> _SUPPLIED INFORMATION_:
— start —

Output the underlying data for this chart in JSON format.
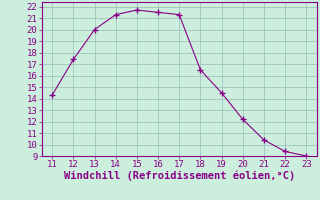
{
  "x": [
    11,
    12,
    13,
    14,
    15,
    16,
    17,
    18,
    19,
    20,
    21,
    22,
    23
  ],
  "y": [
    14.3,
    17.4,
    20.0,
    21.3,
    21.7,
    21.5,
    21.3,
    16.5,
    14.5,
    12.2,
    10.4,
    9.4,
    9.0
  ],
  "line_color": "#880088",
  "marker_color": "#880088",
  "bg_color": "#cceedd",
  "grid_color": "#99bbbb",
  "xlabel": "Windchill (Refroidissement éolien,°C)",
  "xlabel_color": "#880088",
  "tick_color": "#880088",
  "spine_color": "#880088",
  "xlim": [
    10.5,
    23.5
  ],
  "ylim": [
    9,
    22.4
  ],
  "xticks": [
    11,
    12,
    13,
    14,
    15,
    16,
    17,
    18,
    19,
    20,
    21,
    22,
    23
  ],
  "yticks": [
    9,
    10,
    11,
    12,
    13,
    14,
    15,
    16,
    17,
    18,
    19,
    20,
    21,
    22
  ],
  "font_size": 6.5,
  "xlabel_font_size": 7.5
}
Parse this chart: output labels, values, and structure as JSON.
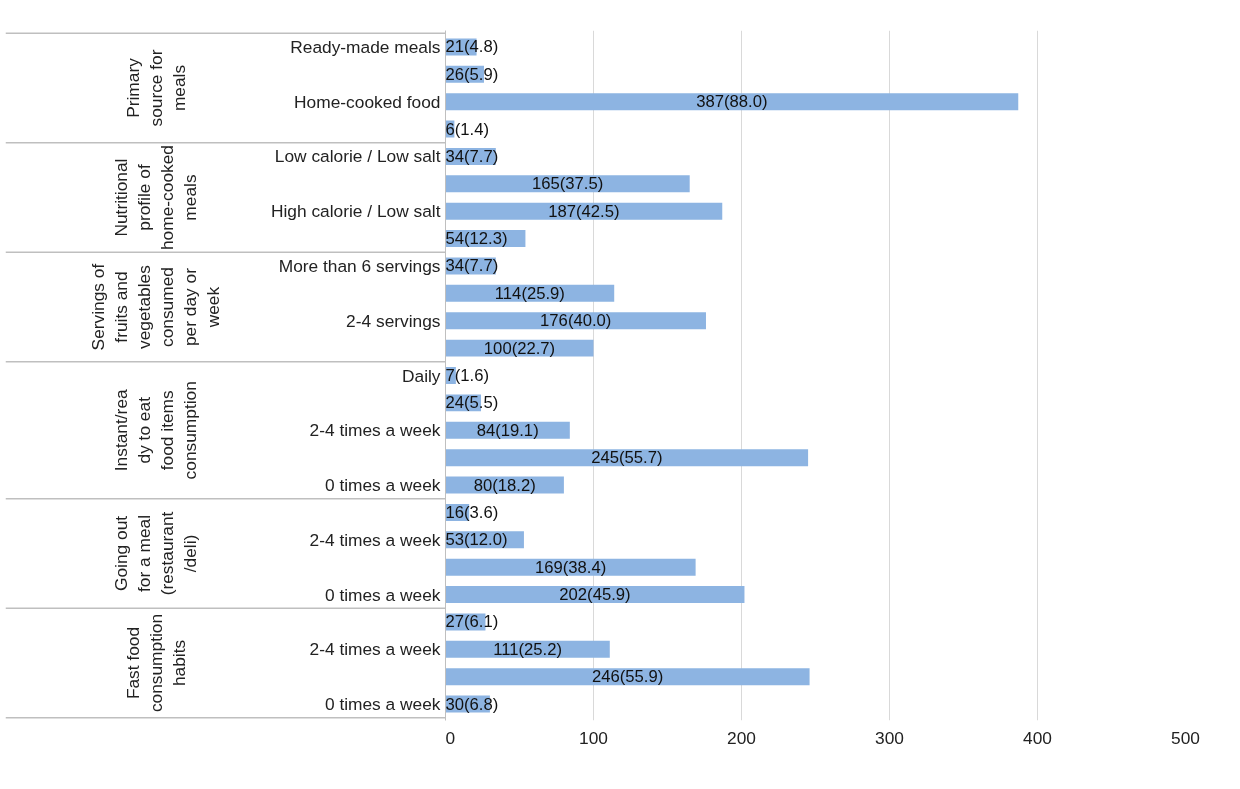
{
  "chart_data": {
    "type": "bar",
    "orientation": "horizontal",
    "categories": [
      "Ready-made meals",
      null,
      "Home-cooked food",
      null,
      "Low calorie / Low salt",
      null,
      "High calorie / Low salt",
      null,
      "More than 6 servings",
      null,
      "2-4 servings",
      null,
      "Daily",
      null,
      "2-4 times a week",
      null,
      "0 times a week",
      null,
      "2-4 times a week",
      null,
      "0 times a week",
      null,
      "2-4 times a week",
      null,
      "0 times a week"
    ],
    "values": [
      21,
      26,
      387,
      6,
      34,
      165,
      187,
      54,
      34,
      114,
      176,
      100,
      7,
      24,
      84,
      245,
      80,
      16,
      53,
      169,
      202,
      27,
      111,
      246,
      30
    ],
    "value_labels": [
      "21(4.8)",
      "26(5.9)",
      "387(88.0)",
      "6(1.4)",
      "34(7.7)",
      "165(37.5)",
      "187(42.5)",
      "54(12.3)",
      "34(7.7)",
      "114(25.9)",
      "176(40.0)",
      "100(22.7)",
      "7(1.6)",
      "24(5.5)",
      "84(19.1)",
      "245(55.7)",
      "80(18.2)",
      "16(3.6)",
      "53(12.0)",
      "169(38.4)",
      "202(45.9)",
      "27(6.1)",
      "111(25.2)",
      "246(55.9)",
      "30(6.8)"
    ],
    "color": "#8db4e2",
    "xlim": [
      0,
      500
    ],
    "xticks": [
      0,
      100,
      200,
      300,
      400,
      500
    ],
    "grid": "x",
    "annotations": [
      "Primary source for meals",
      "Nutritional profile of home-cooked meals",
      "Servings of fruits and vegetables consumed per day or week",
      "Instant/ready to eat food items consumption",
      "Going out for a meal (restaurant /deli)",
      "Fast food consumption habits"
    ]
  }
}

— end —

> _TASK REQUIREMENTS_: Pick out the lines containing the word "meals" and show them.

> _RESPONSE TO THIS TASK_:
      "Ready-made meals",
      "Primary source for meals",
      "Nutritional profile of home-cooked meals",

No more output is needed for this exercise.